— START —

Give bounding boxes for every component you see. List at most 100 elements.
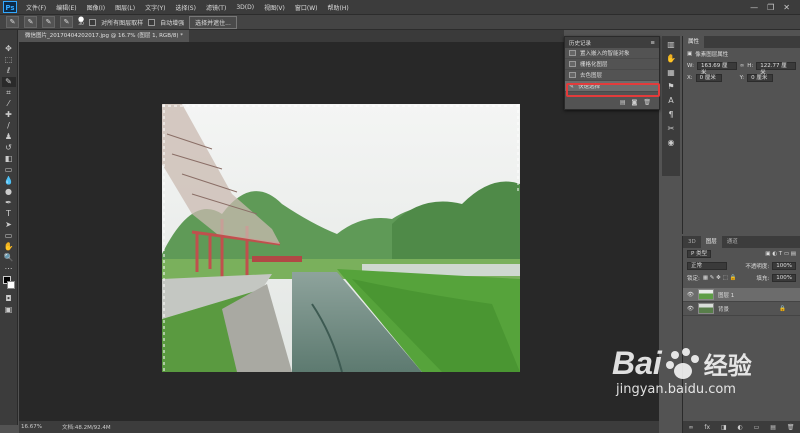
menu-select[interactable]: 选择(S) bbox=[170, 3, 201, 12]
add-selection-icon[interactable]: ✎ bbox=[42, 16, 55, 28]
crop-tool-icon[interactable]: ⌗ bbox=[2, 88, 16, 98]
color-swatch-icon[interactable] bbox=[2, 275, 16, 293]
history-title[interactable]: 历史记录 bbox=[569, 39, 591, 47]
menu-filter[interactable]: 滤镜(T) bbox=[201, 3, 231, 12]
camera-icon[interactable]: ◙ bbox=[632, 99, 638, 109]
brush-tool-icon[interactable]: / bbox=[2, 121, 16, 131]
brush-presets-icon[interactable]: ▦ bbox=[664, 68, 678, 77]
menu-window[interactable]: 窗口(W) bbox=[290, 3, 323, 12]
y-field[interactable]: 0 厘米 bbox=[747, 74, 774, 82]
new-selection-icon[interactable]: ✎ bbox=[24, 16, 37, 28]
tools-presets-icon[interactable]: ✂ bbox=[664, 124, 678, 133]
tool-preset-icon[interactable]: ✎ bbox=[6, 16, 19, 28]
filter-icons[interactable]: ▣ ◐ T ▭ ▤ bbox=[765, 251, 796, 257]
character-icon[interactable]: A bbox=[664, 96, 678, 105]
eye-icon[interactable]: 👁 bbox=[687, 306, 694, 312]
type-tool-icon[interactable]: T bbox=[2, 209, 16, 219]
sample-all-layers-label: 对所有图层取样 bbox=[101, 19, 144, 27]
layers-tabs: 3D 图层 通道 bbox=[683, 236, 800, 248]
shape-tool-icon[interactable]: ▭ bbox=[2, 231, 16, 241]
dodge-tool-icon[interactable]: ● bbox=[2, 187, 16, 197]
hand-tool-icon[interactable]: ✋ bbox=[2, 242, 16, 252]
x-field[interactable]: 0 厘米 bbox=[695, 74, 722, 82]
close-icon[interactable]: ✕ bbox=[783, 3, 790, 12]
brush-settings-icon[interactable]: ✋ bbox=[664, 54, 678, 63]
auto-enhance-checkbox[interactable] bbox=[148, 18, 156, 26]
menu-type[interactable]: 文字(Y) bbox=[140, 3, 170, 12]
opacity-field[interactable]: 100% bbox=[772, 262, 796, 270]
trash-icon[interactable]: 🗑 bbox=[643, 99, 651, 109]
document-tab[interactable]: 微信图片_20170404202017.jpg @ 16.7% (图层 1, R… bbox=[19, 30, 189, 42]
menu-help[interactable]: 帮助(H) bbox=[323, 3, 354, 12]
sample-all-layers-checkbox[interactable] bbox=[89, 18, 97, 26]
menu-image[interactable]: 图像(I) bbox=[82, 3, 110, 12]
stamp-tool-icon[interactable]: ♟ bbox=[2, 132, 16, 142]
history-state-icon bbox=[569, 72, 576, 78]
landscape-photo bbox=[162, 104, 520, 372]
menu-edit[interactable]: 编辑(E) bbox=[51, 3, 81, 12]
height-field[interactable]: 122.77 厘米 bbox=[756, 62, 796, 76]
menu-view[interactable]: 视图(V) bbox=[259, 3, 290, 12]
watermark-brand: Bai bbox=[612, 345, 662, 381]
fill-field[interactable]: 100% bbox=[772, 274, 796, 282]
baidu-jingyan-watermark: Bai 经验 jingyan.baidu.com bbox=[612, 345, 792, 433]
eyedropper-tool-icon[interactable]: ⁄ bbox=[2, 99, 16, 109]
lock-row: 锁定: ▦ ✎ ✥ ⬚ 🔒 填充: 100% bbox=[683, 272, 800, 284]
gradient-tool-icon[interactable]: ▭ bbox=[2, 165, 16, 175]
lock-icons[interactable]: ▦ ✎ ✥ ⬚ 🔒 bbox=[703, 275, 736, 281]
tools-panel: ✥ ⬚ ℓ ✎ ⌗ ⁄ ✚ / ♟ ↺ ◧ ▭ 💧 ● ✒ T ➤ ▭ ✋ 🔍 … bbox=[0, 30, 18, 425]
select-and-mask-button[interactable]: 选择并遮住... bbox=[189, 15, 237, 29]
properties-tabs: 属性 bbox=[683, 36, 800, 48]
tab-properties[interactable]: 属性 bbox=[683, 36, 705, 48]
watermark-url: jingyan.baidu.com bbox=[616, 382, 736, 397]
history-panel-icon[interactable]: ▥ bbox=[664, 40, 678, 49]
eraser-tool-icon[interactable]: ◧ bbox=[2, 154, 16, 164]
eye-icon[interactable]: 👁 bbox=[687, 292, 694, 298]
tab-layers[interactable]: 图层 bbox=[700, 236, 722, 248]
paragraph-icon[interactable]: ¶ bbox=[664, 110, 678, 119]
pen-tool-icon[interactable]: ✒ bbox=[2, 198, 16, 208]
history-item[interactable]: 去色图层 bbox=[565, 70, 659, 81]
subtract-selection-icon[interactable]: ✎ bbox=[60, 16, 73, 28]
history-item[interactable]: 置入嵌入的智能对象 bbox=[565, 48, 659, 59]
marquee-tool-icon[interactable]: ⬚ bbox=[2, 55, 16, 65]
layer-thumbnail bbox=[697, 303, 714, 314]
history-item[interactable]: 栅格化图层 bbox=[565, 59, 659, 70]
zoom-tool-icon[interactable]: 🔍 bbox=[2, 253, 16, 263]
tab-3d[interactable]: 3D bbox=[683, 236, 701, 248]
menu-file[interactable]: 文件(F) bbox=[21, 3, 51, 12]
panel-menu-icon[interactable]: ≡ bbox=[650, 40, 655, 46]
swatches-icon[interactable]: ◉ bbox=[664, 138, 678, 147]
maximize-icon[interactable]: ❐ bbox=[767, 3, 774, 12]
lock-icon: 🔒 bbox=[779, 305, 786, 312]
layer-row[interactable]: 👁 背景 🔒 bbox=[683, 302, 800, 316]
history-footer: ▤ ◙ 🗑 bbox=[565, 99, 659, 109]
document-size: 文档:48.2M/92.4M bbox=[61, 425, 111, 431]
screen-mode-icon[interactable]: ▣ bbox=[2, 305, 16, 315]
menu-layer[interactable]: 图层(L) bbox=[110, 3, 140, 12]
tab-channels[interactable]: 通道 bbox=[722, 236, 743, 248]
layer-kind-select[interactable]: P 类型 bbox=[687, 250, 712, 258]
menu-bar: Ps 文件(F) 编辑(E) 图像(I) 图层(L) 文字(Y) 选择(S) 滤… bbox=[0, 0, 800, 14]
width-field[interactable]: 163.69 厘米 bbox=[696, 62, 737, 76]
brush-size-picker[interactable]: ● 30 bbox=[78, 16, 84, 28]
lasso-tool-icon[interactable]: ℓ bbox=[2, 66, 16, 76]
link-icon[interactable]: ∞ bbox=[740, 63, 745, 69]
blend-mode-select[interactable]: 正常 bbox=[687, 262, 727, 270]
zoom-level[interactable]: 16.67% bbox=[21, 424, 42, 430]
menu-3d[interactable]: 3D(D) bbox=[231, 4, 259, 11]
quick-selection-tool-icon[interactable]: ✎ bbox=[1, 77, 16, 87]
path-select-icon[interactable]: ➤ bbox=[2, 220, 16, 230]
move-tool-icon[interactable]: ✥ bbox=[2, 44, 16, 54]
auto-enhance-label: 自动增强 bbox=[160, 19, 185, 27]
new-document-from-state-icon[interactable]: ▤ bbox=[620, 99, 626, 109]
blur-tool-icon[interactable]: 💧 bbox=[2, 176, 16, 186]
document-image[interactable] bbox=[162, 104, 520, 372]
history-brush-icon[interactable]: ↺ bbox=[2, 143, 16, 153]
layer-row[interactable]: 👁 图层 1 bbox=[683, 288, 800, 302]
clone-source-icon[interactable]: ⚑ bbox=[664, 82, 678, 91]
more-tools-icon[interactable]: ⋯ bbox=[2, 264, 16, 274]
quick-mask-icon[interactable]: ◘ bbox=[2, 294, 16, 304]
healing-tool-icon[interactable]: ✚ bbox=[2, 110, 16, 120]
minimize-icon[interactable]: — bbox=[750, 3, 758, 12]
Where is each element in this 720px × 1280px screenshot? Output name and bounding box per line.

— END —

■ **What needs to be done**:
Copy the lines of the material word for word, beginning with the line that contains "menu-select[interactable]: 选择(S) bbox=[170, 3, 201, 12]" and stopping after the line that contains "menu-help[interactable]: 帮助(H) bbox=[323, 3, 354, 12]".

■ **Completed task**:
menu-select[interactable]: 选择(S) bbox=[170, 3, 201, 12]
add-selection-icon[interactable]: ✎ bbox=[42, 16, 55, 28]
crop-tool-icon[interactable]: ⌗ bbox=[2, 88, 16, 98]
color-swatch-icon[interactable] bbox=[2, 275, 16, 293]
history-title[interactable]: 历史记录 bbox=[569, 39, 591, 47]
menu-filter[interactable]: 滤镜(T) bbox=[201, 3, 231, 12]
camera-icon[interactable]: ◙ bbox=[632, 99, 638, 109]
brush-tool-icon[interactable]: / bbox=[2, 121, 16, 131]
brush-presets-icon[interactable]: ▦ bbox=[664, 68, 678, 77]
menu-window[interactable]: 窗口(W) bbox=[290, 3, 323, 12]
y-field[interactable]: 0 厘米 bbox=[747, 74, 774, 82]
new-selection-icon[interactable]: ✎ bbox=[24, 16, 37, 28]
tools-presets-icon[interactable]: ✂ bbox=[664, 124, 678, 133]
tool-preset-icon[interactable]: ✎ bbox=[6, 16, 19, 28]
filter-icons[interactable]: ▣ ◐ T ▭ ▤ bbox=[765, 251, 796, 257]
character-icon[interactable]: A bbox=[664, 96, 678, 105]
eye-icon[interactable]: 👁 bbox=[687, 306, 694, 312]
type-tool-icon[interactable]: T bbox=[2, 209, 16, 219]
sample-all-layers-label: 对所有图层取样 bbox=[101, 19, 144, 27]
layers-tabs: 3D 图层 通道 bbox=[683, 236, 800, 248]
shape-tool-icon[interactable]: ▭ bbox=[2, 231, 16, 241]
dodge-tool-icon[interactable]: ● bbox=[2, 187, 16, 197]
hand-tool-icon[interactable]: ✋ bbox=[2, 242, 16, 252]
x-field[interactable]: 0 厘米 bbox=[695, 74, 722, 82]
close-icon[interactable]: ✕ bbox=[783, 3, 790, 12]
brush-settings-icon[interactable]: ✋ bbox=[664, 54, 678, 63]
auto-enhance-checkbox[interactable] bbox=[148, 18, 156, 26]
menu-type[interactable]: 文字(Y) bbox=[140, 3, 170, 12]
opacity-field[interactable]: 100% bbox=[772, 262, 796, 270]
trash-icon[interactable]: 🗑 bbox=[643, 99, 651, 109]
document-tab[interactable]: 微信图片_20170404202017.jpg @ 16.7% (图层 1, R… bbox=[19, 30, 189, 42]
menu-help[interactable]: 帮助(H) bbox=[323, 3, 354, 12]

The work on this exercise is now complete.